-- start --
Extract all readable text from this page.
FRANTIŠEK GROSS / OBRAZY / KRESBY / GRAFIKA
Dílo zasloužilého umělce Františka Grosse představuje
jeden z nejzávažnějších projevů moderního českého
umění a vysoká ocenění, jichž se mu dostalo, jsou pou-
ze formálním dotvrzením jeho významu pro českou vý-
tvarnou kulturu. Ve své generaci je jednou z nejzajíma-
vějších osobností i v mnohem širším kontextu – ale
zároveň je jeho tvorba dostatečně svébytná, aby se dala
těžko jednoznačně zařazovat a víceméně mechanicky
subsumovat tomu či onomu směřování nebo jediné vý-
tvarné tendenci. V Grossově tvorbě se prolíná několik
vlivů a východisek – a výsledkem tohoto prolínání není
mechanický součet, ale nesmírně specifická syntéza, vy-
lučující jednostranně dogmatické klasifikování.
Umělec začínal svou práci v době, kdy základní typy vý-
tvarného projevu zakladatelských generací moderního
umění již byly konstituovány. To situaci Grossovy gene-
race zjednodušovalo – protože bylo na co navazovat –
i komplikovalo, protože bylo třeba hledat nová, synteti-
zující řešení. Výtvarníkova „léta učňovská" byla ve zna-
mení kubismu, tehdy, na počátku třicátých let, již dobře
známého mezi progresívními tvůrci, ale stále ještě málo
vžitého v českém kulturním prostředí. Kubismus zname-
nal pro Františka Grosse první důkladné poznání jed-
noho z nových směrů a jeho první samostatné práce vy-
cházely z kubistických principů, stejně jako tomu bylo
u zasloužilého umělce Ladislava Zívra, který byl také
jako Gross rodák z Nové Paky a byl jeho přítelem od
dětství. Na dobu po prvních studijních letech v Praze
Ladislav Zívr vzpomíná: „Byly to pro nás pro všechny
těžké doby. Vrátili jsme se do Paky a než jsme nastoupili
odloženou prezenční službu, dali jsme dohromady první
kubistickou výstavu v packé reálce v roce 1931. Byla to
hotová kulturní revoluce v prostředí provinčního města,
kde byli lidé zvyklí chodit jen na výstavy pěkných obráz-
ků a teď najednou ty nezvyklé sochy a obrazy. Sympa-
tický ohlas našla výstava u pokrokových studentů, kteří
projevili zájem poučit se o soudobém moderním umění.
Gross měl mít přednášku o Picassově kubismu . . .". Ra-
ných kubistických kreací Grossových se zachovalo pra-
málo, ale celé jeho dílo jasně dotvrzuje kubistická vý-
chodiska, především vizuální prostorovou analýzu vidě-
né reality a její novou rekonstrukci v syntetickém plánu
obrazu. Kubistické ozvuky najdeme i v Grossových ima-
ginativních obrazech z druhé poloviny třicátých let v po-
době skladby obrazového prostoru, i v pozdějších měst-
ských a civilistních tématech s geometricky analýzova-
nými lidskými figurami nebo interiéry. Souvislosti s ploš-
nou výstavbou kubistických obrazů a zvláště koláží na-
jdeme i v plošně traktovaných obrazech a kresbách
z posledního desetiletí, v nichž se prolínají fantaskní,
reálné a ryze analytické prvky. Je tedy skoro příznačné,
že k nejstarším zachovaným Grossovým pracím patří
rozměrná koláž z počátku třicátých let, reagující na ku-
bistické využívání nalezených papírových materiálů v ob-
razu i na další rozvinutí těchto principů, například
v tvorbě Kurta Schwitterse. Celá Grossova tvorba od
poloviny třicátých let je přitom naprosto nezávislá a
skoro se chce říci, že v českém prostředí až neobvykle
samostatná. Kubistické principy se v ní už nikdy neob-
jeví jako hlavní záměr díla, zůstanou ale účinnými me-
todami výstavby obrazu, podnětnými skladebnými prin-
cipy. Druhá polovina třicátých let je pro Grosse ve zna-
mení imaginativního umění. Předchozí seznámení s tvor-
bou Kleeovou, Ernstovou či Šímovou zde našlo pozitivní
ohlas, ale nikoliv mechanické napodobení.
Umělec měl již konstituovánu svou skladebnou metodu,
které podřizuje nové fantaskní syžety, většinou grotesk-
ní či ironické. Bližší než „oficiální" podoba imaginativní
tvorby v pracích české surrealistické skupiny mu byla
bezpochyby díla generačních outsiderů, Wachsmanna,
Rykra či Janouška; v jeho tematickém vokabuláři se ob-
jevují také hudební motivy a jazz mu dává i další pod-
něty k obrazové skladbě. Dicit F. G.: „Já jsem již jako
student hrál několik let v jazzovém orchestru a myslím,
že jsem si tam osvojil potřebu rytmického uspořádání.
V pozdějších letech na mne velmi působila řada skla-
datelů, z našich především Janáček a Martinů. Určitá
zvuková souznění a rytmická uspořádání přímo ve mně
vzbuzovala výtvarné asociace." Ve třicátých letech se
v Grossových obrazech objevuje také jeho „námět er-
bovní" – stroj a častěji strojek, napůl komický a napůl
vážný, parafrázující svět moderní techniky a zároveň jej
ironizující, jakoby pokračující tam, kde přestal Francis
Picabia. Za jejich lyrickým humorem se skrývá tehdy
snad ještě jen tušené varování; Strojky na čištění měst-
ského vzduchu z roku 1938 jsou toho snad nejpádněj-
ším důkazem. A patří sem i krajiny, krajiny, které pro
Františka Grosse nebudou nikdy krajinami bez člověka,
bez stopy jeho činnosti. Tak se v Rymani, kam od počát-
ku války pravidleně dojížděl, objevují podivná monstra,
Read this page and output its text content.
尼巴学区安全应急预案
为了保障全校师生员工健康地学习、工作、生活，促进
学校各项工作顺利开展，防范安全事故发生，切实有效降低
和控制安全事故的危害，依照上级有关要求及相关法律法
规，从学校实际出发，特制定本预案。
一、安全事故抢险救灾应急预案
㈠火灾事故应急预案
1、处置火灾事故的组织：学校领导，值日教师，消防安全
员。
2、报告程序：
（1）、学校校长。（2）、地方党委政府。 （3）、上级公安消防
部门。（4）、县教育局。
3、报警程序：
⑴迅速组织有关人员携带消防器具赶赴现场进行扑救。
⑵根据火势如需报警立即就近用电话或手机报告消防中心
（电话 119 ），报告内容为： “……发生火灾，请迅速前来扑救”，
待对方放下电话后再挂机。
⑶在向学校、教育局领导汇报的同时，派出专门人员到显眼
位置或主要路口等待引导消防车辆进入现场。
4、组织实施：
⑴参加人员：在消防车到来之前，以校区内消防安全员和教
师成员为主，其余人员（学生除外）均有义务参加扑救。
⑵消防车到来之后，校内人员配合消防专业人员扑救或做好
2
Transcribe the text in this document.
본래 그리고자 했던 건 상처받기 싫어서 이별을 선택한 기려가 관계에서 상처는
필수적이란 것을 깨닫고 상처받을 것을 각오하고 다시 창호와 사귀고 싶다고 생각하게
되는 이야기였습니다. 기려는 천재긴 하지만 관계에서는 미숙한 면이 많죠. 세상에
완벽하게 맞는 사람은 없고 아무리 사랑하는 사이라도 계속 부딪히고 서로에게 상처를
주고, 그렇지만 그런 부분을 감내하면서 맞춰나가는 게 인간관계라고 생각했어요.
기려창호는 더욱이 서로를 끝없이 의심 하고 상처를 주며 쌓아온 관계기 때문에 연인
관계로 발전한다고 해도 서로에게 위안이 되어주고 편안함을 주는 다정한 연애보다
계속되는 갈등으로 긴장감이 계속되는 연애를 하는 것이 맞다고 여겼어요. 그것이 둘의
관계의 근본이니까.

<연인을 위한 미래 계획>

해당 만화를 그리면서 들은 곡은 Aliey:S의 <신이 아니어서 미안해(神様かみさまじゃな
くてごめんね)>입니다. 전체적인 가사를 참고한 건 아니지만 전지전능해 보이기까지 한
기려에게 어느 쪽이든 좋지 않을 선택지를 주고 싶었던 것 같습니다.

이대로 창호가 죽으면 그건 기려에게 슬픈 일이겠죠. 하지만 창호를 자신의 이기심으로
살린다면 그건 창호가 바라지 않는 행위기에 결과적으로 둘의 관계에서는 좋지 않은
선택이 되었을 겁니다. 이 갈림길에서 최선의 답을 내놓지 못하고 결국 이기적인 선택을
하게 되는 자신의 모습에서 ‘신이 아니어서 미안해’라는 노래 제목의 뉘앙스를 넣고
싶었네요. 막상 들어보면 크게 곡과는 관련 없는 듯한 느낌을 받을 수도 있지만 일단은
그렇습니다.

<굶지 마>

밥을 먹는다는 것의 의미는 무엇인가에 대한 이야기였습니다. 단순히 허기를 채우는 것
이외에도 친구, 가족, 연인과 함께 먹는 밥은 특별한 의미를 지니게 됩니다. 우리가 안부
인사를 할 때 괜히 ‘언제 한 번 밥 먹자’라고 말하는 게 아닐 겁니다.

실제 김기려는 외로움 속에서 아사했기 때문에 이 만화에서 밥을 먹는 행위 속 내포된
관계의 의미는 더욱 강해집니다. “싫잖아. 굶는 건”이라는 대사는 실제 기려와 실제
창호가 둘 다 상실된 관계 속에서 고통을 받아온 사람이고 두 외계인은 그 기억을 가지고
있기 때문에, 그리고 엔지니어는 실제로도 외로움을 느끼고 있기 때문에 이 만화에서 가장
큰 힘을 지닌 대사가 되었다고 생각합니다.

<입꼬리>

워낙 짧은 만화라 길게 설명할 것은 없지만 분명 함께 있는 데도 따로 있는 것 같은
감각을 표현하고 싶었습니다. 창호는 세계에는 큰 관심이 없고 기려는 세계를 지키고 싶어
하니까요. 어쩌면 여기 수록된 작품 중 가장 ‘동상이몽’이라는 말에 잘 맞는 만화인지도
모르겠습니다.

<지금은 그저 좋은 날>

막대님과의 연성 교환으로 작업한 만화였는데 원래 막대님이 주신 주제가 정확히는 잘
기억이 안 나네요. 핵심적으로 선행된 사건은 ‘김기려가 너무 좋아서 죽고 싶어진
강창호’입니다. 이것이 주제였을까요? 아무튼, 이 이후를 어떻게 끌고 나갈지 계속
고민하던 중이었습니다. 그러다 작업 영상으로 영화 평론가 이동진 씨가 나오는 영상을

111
-- end --
Write out every line from the entries where "obrazech" appears.

ginativních obrazech z druhé poloviny třicátých let v po-
jdeme i v plošně traktovaných obrazech a kresbách
v Grossových obrazech objevuje také jeho „námět er-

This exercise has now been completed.